====== Records provided
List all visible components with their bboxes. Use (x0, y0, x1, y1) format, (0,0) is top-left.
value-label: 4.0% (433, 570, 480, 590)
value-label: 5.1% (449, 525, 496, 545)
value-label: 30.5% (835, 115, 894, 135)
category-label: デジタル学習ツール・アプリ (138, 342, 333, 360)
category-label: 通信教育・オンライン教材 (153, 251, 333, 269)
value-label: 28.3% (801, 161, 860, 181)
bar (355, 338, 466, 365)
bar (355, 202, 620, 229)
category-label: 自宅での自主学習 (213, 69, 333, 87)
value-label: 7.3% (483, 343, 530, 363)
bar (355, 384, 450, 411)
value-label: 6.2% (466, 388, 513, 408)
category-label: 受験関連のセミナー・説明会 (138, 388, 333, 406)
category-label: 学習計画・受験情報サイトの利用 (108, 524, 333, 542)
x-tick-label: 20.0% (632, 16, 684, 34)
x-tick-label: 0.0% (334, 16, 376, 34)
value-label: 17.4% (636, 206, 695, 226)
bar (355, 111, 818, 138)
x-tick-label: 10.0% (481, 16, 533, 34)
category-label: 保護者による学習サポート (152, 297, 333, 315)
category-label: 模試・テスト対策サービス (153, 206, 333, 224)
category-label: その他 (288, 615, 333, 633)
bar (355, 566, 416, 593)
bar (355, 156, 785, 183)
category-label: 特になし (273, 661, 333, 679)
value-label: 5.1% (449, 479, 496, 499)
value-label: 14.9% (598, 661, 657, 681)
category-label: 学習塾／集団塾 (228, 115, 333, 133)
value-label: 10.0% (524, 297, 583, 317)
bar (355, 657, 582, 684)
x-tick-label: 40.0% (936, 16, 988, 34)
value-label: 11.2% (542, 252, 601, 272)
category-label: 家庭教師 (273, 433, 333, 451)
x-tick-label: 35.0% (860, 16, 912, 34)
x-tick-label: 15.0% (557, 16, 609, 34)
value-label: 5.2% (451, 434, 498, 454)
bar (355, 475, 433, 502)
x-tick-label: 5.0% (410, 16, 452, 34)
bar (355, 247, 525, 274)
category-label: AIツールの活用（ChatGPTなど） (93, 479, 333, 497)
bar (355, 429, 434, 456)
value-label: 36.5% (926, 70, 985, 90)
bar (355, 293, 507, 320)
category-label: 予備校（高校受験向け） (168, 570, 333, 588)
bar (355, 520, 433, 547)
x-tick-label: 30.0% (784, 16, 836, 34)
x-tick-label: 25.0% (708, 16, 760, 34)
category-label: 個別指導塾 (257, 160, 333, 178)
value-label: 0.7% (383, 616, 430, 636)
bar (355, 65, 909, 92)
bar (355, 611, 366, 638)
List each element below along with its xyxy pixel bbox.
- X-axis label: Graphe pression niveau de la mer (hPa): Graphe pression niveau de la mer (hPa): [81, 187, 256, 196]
============
:: Problem description ::
Copy these lines out exactly as they appear, covering every item above.

:: Result of this task ::
List all visible components with their bboxes. Use (x0, y0, x1, y1) format, (0,0) is top-left.
value-label: 4.0% (433, 570, 480, 590)
value-label: 5.1% (449, 525, 496, 545)
value-label: 30.5% (835, 115, 894, 135)
category-label: デジタル学習ツール・アプリ (138, 342, 333, 360)
category-label: 通信教育・オンライン教材 (153, 251, 333, 269)
value-label: 28.3% (801, 161, 860, 181)
bar (355, 338, 466, 365)
bar (355, 202, 620, 229)
category-label: 自宅での自主学習 (213, 69, 333, 87)
value-label: 7.3% (483, 343, 530, 363)
bar (355, 384, 450, 411)
value-label: 6.2% (466, 388, 513, 408)
category-label: 受験関連のセミナー・説明会 (138, 388, 333, 406)
category-label: 学習計画・受験情報サイトの利用 (108, 524, 333, 542)
x-tick-label: 20.0% (632, 16, 684, 34)
x-tick-label: 0.0% (334, 16, 376, 34)
value-label: 17.4% (636, 206, 695, 226)
bar (355, 111, 818, 138)
x-tick-label: 10.0% (481, 16, 533, 34)
category-label: 保護者による学習サポート (152, 297, 333, 315)
category-label: 模試・テスト対策サービス (153, 206, 333, 224)
category-label: その他 (288, 615, 333, 633)
bar (355, 566, 416, 593)
bar (355, 156, 785, 183)
category-label: 特になし (273, 661, 333, 679)
value-label: 5.1% (449, 479, 496, 499)
value-label: 14.9% (598, 661, 657, 681)
category-label: 学習塾／集団塾 (228, 115, 333, 133)
value-label: 10.0% (524, 297, 583, 317)
bar (355, 657, 582, 684)
x-tick-label: 40.0% (936, 16, 988, 34)
value-label: 11.2% (542, 252, 601, 272)
category-label: 家庭教師 (273, 433, 333, 451)
x-tick-label: 35.0% (860, 16, 912, 34)
x-tick-label: 15.0% (557, 16, 609, 34)
value-label: 5.2% (451, 434, 498, 454)
bar (355, 475, 433, 502)
x-tick-label: 5.0% (410, 16, 452, 34)
bar (355, 247, 525, 274)
category-label: AIツールの活用（ChatGPTなど） (93, 479, 333, 497)
bar (355, 429, 434, 456)
value-label: 36.5% (926, 70, 985, 90)
bar (355, 293, 507, 320)
category-label: 予備校（高校受験向け） (168, 570, 333, 588)
bar (355, 520, 433, 547)
x-tick-label: 30.0% (784, 16, 836, 34)
x-tick-label: 25.0% (708, 16, 760, 34)
category-label: 個別指導塾 (257, 160, 333, 178)
value-label: 0.7% (383, 616, 430, 636)
bar (355, 65, 909, 92)
bar (355, 611, 366, 638)
List each element below along with its xyxy pixel bbox.
- X-axis label: Graphe pression niveau de la mer (hPa): Graphe pression niveau de la mer (hPa): [81, 187, 256, 196]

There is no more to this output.